Problem →
Return each entry exactly, omitting nothing.

Supplied material →
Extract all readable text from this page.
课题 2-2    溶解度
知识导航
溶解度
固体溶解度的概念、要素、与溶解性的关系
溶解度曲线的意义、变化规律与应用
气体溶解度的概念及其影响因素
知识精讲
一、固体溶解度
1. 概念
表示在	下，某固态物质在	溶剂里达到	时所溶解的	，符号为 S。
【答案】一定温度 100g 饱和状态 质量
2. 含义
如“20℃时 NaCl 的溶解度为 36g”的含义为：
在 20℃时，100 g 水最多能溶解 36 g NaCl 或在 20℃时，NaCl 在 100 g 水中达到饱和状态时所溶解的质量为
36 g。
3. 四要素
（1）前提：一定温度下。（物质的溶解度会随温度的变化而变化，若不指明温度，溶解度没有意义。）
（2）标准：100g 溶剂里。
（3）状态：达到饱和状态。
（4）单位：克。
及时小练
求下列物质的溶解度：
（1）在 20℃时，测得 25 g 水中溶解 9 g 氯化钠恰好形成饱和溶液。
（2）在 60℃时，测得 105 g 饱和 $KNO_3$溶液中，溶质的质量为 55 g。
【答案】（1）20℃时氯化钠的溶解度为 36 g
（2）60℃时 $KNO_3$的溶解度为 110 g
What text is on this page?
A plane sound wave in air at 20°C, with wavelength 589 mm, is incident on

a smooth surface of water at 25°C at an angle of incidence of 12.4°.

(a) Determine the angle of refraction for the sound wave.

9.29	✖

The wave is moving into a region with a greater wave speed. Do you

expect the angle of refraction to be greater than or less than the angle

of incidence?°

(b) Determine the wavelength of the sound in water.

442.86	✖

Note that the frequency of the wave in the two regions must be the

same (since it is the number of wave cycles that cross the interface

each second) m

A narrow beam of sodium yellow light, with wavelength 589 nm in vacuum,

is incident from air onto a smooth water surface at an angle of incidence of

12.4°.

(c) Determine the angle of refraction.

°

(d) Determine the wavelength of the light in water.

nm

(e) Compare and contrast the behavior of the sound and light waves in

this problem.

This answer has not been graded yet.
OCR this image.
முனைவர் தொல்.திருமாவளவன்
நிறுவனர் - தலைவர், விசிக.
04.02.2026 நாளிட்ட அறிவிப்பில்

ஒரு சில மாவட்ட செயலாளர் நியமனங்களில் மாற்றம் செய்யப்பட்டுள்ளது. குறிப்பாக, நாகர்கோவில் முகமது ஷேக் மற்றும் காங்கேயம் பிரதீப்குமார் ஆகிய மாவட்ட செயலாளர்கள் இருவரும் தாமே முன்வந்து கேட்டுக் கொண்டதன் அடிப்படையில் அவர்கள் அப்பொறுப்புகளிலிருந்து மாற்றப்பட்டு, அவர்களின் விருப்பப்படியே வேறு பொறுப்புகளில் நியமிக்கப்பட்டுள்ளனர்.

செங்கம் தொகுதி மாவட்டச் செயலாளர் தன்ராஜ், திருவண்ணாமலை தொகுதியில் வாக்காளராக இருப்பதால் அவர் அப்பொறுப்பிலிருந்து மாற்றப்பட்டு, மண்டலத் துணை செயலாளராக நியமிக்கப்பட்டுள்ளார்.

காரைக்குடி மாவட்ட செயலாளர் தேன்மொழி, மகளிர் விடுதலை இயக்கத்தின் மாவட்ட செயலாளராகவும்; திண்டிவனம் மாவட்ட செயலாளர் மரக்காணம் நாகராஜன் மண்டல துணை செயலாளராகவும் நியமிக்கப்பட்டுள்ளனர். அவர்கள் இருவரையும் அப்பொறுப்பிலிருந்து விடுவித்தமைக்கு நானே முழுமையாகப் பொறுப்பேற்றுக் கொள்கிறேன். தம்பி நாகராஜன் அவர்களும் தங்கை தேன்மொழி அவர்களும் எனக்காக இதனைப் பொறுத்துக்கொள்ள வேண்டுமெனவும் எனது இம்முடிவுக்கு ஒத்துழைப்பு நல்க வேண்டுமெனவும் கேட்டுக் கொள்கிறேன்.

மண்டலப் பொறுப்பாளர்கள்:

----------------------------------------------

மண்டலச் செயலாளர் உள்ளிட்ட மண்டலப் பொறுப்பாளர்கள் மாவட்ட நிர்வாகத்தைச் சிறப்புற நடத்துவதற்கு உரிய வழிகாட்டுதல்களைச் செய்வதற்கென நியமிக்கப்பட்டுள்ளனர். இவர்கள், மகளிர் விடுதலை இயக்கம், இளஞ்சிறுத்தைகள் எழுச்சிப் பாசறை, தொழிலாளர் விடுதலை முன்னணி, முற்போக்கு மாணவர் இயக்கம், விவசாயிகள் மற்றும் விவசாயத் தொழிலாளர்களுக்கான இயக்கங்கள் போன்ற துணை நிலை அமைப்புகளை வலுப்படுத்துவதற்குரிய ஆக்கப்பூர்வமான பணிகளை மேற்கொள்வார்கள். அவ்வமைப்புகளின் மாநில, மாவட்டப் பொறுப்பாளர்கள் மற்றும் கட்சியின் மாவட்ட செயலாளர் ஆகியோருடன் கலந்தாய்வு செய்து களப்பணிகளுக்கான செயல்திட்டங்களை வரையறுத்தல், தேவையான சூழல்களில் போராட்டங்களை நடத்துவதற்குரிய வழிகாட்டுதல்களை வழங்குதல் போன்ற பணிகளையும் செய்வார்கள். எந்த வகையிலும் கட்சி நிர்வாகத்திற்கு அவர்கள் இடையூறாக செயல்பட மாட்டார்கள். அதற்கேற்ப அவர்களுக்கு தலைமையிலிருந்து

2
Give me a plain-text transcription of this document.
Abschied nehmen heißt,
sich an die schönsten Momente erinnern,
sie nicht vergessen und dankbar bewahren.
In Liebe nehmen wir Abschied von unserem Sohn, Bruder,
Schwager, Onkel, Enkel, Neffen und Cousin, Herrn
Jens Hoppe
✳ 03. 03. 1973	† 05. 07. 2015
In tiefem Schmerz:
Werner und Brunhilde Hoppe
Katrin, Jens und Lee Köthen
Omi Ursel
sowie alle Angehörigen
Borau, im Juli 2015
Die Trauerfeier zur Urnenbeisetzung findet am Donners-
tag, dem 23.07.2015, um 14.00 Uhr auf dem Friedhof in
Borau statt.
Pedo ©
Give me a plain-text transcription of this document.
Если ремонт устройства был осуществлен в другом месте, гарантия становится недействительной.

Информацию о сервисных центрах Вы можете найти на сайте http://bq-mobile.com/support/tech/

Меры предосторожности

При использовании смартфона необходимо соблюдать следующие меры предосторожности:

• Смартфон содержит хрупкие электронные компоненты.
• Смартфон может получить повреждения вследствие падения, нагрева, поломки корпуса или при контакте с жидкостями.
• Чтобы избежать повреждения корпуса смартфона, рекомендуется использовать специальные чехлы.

Written solution →
Extract all readable text from this page.
课题 2-2    溶解度
知识导航
溶解度
固体溶解度的概念、要素、与溶解性的关系
溶解度曲线的意义、变化规律与应用
气体溶解度的概念及其影响因素
知识精讲
一、固体溶解度
1. 概念
表示在	下，某固态物质在	溶剂里达到	时所溶解的	，符号为 S。
【答案】一定温度 100g 饱和状态 质量
2. 含义
如“20℃时 NaCl 的溶解度为 36g”的含义为：
在 20℃时，100 g 水最多能溶解 36 g NaCl 或在 20℃时，NaCl 在 100 g 水中达到饱和状态时所溶解的质量为
36 g。
3. 四要素
（1）前提：一定温度下。（物质的溶解度会随温度的变化而变化，若不指明温度，溶解度没有意义。）
（2）标准：100g 溶剂里。
（3）状态：达到饱和状态。
（4）单位：克。
及时小练
求下列物质的溶解度：
（1）在 20℃时，测得 25 g 水中溶解 9 g 氯化钠恰好形成饱和溶液。
（2）在 60℃时，测得 105 g 饱和 $KNO_3$溶液中，溶质的质量为 55 g。
【答案】（1）20℃时氯化钠的溶解度为 36 g
（2）60℃时 $KNO_3$的溶解度为 110 g
What text is on this page?
A plane sound wave in air at 20°C, with wavelength 589 mm, is incident on

a smooth surface of water at 25°C at an angle of incidence of 12.4°.

(a) Determine the angle of refraction for the sound wave.

9.29	✖

The wave is moving into a region with a greater wave speed. Do you

expect the angle of refraction to be greater than or less than the angle

of incidence?°

(b) Determine the wavelength of the sound in water.

442.86	✖

Note that the frequency of the wave in the two regions must be the

same (since it is the number of wave cycles that cross the interface

each second) m

A narrow beam of sodium yellow light, with wavelength 589 nm in vacuum,

is incident from air onto a smooth water surface at an angle of incidence of

12.4°.

(c) Determine the angle of refraction.

°

(d) Determine the wavelength of the light in water.

nm

(e) Compare and contrast the behavior of the sound and light waves in

this problem.

This answer has not been graded yet.
OCR this image.
முனைவர் தொல்.திருமாவளவன்
நிறுவனர் - தலைவர், விசிக.
04.02.2026 நாளிட்ட அறிவிப்பில்

ஒரு சில மாவட்ட செயலாளர் நியமனங்களில் மாற்றம் செய்யப்பட்டுள்ளது. குறிப்பாக, நாகர்கோவில் முகமது ஷேக் மற்றும் காங்கேயம் பிரதீப்குமார் ஆகிய மாவட்ட செயலாளர்கள் இருவரும் தாமே முன்வந்து கேட்டுக் கொண்டதன் அடிப்படையில் அவர்கள் அப்பொறுப்புகளிலிருந்து மாற்றப்பட்டு, அவர்களின் விருப்பப்படியே வேறு பொறுப்புகளில் நியமிக்கப்பட்டுள்ளனர்.

செங்கம் தொகுதி மாவட்டச் செயலாளர் தன்ராஜ், திருவண்ணாமலை தொகுதியில் வாக்காளராக இருப்பதால் அவர் அப்பொறுப்பிலிருந்து மாற்றப்பட்டு, மண்டலத் துணை செயலாளராக நியமிக்கப்பட்டுள்ளார்.

காரைக்குடி மாவட்ட செயலாளர் தேன்மொழி, மகளிர் விடுதலை இயக்கத்தின் மாவட்ட செயலாளராகவும்; திண்டிவனம் மாவட்ட செயலாளர் மரக்காணம் நாகராஜன் மண்டல துணை செயலாளராகவும் நியமிக்கப்பட்டுள்ளனர். அவர்கள் இருவரையும் அப்பொறுப்பிலிருந்து விடுவித்தமைக்கு நானே முழுமையாகப் பொறுப்பேற்றுக் கொள்கிறேன். தம்பி நாகராஜன் அவர்களும் தங்கை தேன்மொழி அவர்களும் எனக்காக இதனைப் பொறுத்துக்கொள்ள வேண்டுமெனவும் எனது இம்முடிவுக்கு ஒத்துழைப்பு நல்க வேண்டுமெனவும் கேட்டுக் கொள்கிறேன்.

மண்டலப் பொறுப்பாளர்கள்:

----------------------------------------------

மண்டலச் செயலாளர் உள்ளிட்ட மண்டலப் பொறுப்பாளர்கள் மாவட்ட நிர்வாகத்தைச் சிறப்புற நடத்துவதற்கு உரிய வழிகாட்டுதல்களைச் செய்வதற்கென நியமிக்கப்பட்டுள்ளனர். இவர்கள், மகளிர் விடுதலை இயக்கம், இளஞ்சிறுத்தைகள் எழுச்சிப் பாசறை, தொழிலாளர் விடுதலை முன்னணி, முற்போக்கு மாணவர் இயக்கம், விவசாயிகள் மற்றும் விவசாயத் தொழிலாளர்களுக்கான இயக்கங்கள் போன்ற துணை நிலை அமைப்புகளை வலுப்படுத்துவதற்குரிய ஆக்கப்பூர்வமான பணிகளை மேற்கொள்வார்கள். அவ்வமைப்புகளின் மாநில, மாவட்டப் பொறுப்பாளர்கள் மற்றும் கட்சியின் மாவட்ட செயலாளர் ஆகியோருடன் கலந்தாய்வு செய்து களப்பணிகளுக்கான செயல்திட்டங்களை வரையறுத்தல், தேவையான சூழல்களில் போராட்டங்களை நடத்துவதற்குரிய வழிகாட்டுதல்களை வழங்குதல் போன்ற பணிகளையும் செய்வார்கள். எந்த வகையிலும் கட்சி நிர்வாகத்திற்கு அவர்கள் இடையூறாக செயல்பட மாட்டார்கள். அதற்கேற்ப அவர்களுக்கு தலைமையிலிருந்து

2
Give me a plain-text transcription of this document.
Abschied nehmen heißt,
sich an die schönsten Momente erinnern,
sie nicht vergessen und dankbar bewahren.
In Liebe nehmen wir Abschied von unserem Sohn, Bruder,
Schwager, Onkel, Enkel, Neffen und Cousin, Herrn
Jens Hoppe
✳ 03. 03. 1973	† 05. 07. 2015
In tiefem Schmerz:
Werner und Brunhilde Hoppe
Katrin, Jens und Lee Köthen
Omi Ursel
sowie alle Angehörigen
Borau, im Juli 2015
Die Trauerfeier zur Urnenbeisetzung findet am Donners-
tag, dem 23.07.2015, um 14.00 Uhr auf dem Friedhof in
Borau statt.
Pedo ©
Give me a plain-text transcription of this document.
Если ремонт устройства был осуществлен в другом месте, гарантия становится недействительной.

Информацию о сервисных центрах Вы можете найти на сайте http://bq-mobile.com/support/tech/

Меры предосторожности

При использовании смартфона необходимо соблюдать следующие меры предосторожности:

• Смартфон содержит хрупкие электронные компоненты.
• Смартфон может получить повреждения вследствие падения, нагрева, поломки корпуса или при контакте с жидкостями.
• Чтобы избежать повреждения корпуса смартфона, рекомендуется использовать специальные чехлы.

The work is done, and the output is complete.